EXERCISE AIM: From the entries below, copy every line that holds the word "JSON".

* * * * *

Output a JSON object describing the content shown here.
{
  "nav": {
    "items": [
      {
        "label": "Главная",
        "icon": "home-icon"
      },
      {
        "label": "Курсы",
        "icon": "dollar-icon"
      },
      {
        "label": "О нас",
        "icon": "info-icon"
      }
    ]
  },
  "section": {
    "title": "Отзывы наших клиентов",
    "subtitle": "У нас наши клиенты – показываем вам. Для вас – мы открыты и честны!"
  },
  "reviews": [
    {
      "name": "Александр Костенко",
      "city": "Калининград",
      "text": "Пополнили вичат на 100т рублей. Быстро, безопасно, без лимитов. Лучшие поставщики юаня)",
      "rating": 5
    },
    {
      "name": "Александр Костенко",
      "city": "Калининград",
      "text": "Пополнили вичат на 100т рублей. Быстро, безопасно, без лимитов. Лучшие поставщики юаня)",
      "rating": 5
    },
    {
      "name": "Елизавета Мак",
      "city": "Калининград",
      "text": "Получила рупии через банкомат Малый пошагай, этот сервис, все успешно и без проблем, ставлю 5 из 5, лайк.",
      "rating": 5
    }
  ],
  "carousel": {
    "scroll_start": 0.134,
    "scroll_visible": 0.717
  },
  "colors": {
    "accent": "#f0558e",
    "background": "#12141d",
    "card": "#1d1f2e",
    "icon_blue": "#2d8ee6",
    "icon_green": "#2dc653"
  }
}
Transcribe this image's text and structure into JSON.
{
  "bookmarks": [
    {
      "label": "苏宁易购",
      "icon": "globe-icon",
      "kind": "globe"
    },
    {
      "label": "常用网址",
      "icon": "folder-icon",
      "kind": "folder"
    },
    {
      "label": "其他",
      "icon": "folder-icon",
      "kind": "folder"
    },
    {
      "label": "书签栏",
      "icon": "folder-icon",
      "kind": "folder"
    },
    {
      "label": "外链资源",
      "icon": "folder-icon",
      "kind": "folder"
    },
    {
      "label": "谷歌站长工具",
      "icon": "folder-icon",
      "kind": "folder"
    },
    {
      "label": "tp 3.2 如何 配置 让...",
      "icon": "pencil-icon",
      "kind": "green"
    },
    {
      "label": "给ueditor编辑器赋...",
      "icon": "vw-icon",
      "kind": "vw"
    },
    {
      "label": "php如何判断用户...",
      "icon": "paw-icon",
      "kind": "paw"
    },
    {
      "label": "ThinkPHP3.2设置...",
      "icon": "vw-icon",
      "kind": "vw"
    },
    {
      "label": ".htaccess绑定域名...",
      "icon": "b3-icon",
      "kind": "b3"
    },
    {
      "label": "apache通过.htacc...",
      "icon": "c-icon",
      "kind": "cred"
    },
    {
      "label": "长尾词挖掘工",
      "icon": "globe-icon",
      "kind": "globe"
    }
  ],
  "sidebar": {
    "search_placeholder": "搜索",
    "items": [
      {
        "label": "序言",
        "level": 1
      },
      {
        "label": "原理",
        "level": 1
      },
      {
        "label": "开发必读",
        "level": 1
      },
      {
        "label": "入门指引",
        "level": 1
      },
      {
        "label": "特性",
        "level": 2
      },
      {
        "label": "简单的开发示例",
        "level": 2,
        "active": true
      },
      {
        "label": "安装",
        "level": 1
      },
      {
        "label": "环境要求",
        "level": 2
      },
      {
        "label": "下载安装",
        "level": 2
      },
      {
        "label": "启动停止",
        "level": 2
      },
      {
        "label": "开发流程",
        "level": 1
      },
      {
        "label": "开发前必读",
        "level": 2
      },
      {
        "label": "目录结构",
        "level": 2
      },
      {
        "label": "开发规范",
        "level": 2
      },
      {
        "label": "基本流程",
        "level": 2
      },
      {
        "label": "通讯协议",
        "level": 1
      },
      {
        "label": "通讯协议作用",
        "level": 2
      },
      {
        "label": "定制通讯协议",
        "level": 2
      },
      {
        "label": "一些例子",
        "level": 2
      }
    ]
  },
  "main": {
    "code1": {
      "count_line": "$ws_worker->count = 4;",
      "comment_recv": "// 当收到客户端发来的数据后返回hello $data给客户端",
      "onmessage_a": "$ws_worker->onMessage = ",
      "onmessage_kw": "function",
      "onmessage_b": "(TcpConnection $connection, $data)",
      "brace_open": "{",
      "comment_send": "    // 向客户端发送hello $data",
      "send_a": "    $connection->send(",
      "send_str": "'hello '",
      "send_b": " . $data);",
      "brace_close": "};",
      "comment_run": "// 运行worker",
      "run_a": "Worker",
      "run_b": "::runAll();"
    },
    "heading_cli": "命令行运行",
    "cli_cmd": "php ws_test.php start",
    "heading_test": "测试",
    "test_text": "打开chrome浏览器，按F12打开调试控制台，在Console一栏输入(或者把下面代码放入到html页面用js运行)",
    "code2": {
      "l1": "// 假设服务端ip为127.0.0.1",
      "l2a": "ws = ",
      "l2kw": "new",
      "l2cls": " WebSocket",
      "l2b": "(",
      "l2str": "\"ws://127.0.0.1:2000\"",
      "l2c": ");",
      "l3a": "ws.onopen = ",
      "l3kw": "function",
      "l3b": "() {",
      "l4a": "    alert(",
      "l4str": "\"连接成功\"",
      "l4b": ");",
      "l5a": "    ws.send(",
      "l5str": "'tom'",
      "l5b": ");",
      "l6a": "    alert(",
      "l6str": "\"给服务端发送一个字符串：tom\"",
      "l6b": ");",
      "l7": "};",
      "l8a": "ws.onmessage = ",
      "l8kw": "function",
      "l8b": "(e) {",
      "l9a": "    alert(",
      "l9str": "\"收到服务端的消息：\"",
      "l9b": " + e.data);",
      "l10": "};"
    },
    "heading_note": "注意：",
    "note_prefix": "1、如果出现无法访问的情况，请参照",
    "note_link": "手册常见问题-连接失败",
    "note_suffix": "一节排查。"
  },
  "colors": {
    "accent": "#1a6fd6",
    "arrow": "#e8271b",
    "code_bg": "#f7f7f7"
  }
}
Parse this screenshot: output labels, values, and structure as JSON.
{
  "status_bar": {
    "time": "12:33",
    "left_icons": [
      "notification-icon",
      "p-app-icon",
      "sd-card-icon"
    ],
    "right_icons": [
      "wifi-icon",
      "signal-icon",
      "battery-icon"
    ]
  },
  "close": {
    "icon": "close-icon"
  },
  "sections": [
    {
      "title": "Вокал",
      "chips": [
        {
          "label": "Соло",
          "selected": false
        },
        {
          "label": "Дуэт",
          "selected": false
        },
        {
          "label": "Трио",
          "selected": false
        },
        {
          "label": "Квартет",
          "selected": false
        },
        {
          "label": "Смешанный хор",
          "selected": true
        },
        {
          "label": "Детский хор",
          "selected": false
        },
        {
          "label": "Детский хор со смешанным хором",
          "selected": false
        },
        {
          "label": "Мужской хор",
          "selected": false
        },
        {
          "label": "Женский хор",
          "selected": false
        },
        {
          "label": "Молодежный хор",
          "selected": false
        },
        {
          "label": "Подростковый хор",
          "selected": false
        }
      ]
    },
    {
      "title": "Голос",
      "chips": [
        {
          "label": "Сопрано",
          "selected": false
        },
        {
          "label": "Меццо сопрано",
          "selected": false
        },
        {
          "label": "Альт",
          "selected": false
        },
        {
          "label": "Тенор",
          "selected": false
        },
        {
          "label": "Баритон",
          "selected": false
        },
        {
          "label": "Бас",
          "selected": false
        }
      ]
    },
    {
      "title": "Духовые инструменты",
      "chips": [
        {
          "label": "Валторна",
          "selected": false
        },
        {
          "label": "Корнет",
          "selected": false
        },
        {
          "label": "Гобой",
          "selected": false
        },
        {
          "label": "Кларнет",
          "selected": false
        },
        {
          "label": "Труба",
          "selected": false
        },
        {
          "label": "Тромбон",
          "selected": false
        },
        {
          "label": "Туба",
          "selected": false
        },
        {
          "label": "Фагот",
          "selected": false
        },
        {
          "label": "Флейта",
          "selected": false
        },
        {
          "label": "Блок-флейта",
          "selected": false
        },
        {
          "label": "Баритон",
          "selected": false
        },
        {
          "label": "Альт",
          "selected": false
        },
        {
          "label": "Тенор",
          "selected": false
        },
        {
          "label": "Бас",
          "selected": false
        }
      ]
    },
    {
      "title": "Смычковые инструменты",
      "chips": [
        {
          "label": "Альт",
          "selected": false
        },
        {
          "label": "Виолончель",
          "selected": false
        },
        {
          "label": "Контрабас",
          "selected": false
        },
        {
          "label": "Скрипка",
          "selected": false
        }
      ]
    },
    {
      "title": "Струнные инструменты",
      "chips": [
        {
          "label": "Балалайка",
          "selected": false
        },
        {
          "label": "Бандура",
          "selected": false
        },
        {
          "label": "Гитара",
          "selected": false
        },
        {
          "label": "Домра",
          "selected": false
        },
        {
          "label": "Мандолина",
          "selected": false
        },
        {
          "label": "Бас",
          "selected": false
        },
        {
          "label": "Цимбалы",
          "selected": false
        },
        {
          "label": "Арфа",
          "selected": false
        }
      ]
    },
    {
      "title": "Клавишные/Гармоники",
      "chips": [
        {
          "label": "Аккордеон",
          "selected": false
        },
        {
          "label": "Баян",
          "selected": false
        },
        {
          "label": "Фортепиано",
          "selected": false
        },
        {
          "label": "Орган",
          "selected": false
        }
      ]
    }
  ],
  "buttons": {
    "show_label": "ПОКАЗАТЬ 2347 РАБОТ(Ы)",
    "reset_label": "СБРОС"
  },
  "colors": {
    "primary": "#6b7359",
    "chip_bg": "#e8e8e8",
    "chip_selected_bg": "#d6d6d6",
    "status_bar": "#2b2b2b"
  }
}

* * * * *

THE ANSWER:
Output a JSON object describing the content shown here.
Transcribe this image's text and structure into JSON.
Parse this screenshot: output labels, values, and structure as JSON.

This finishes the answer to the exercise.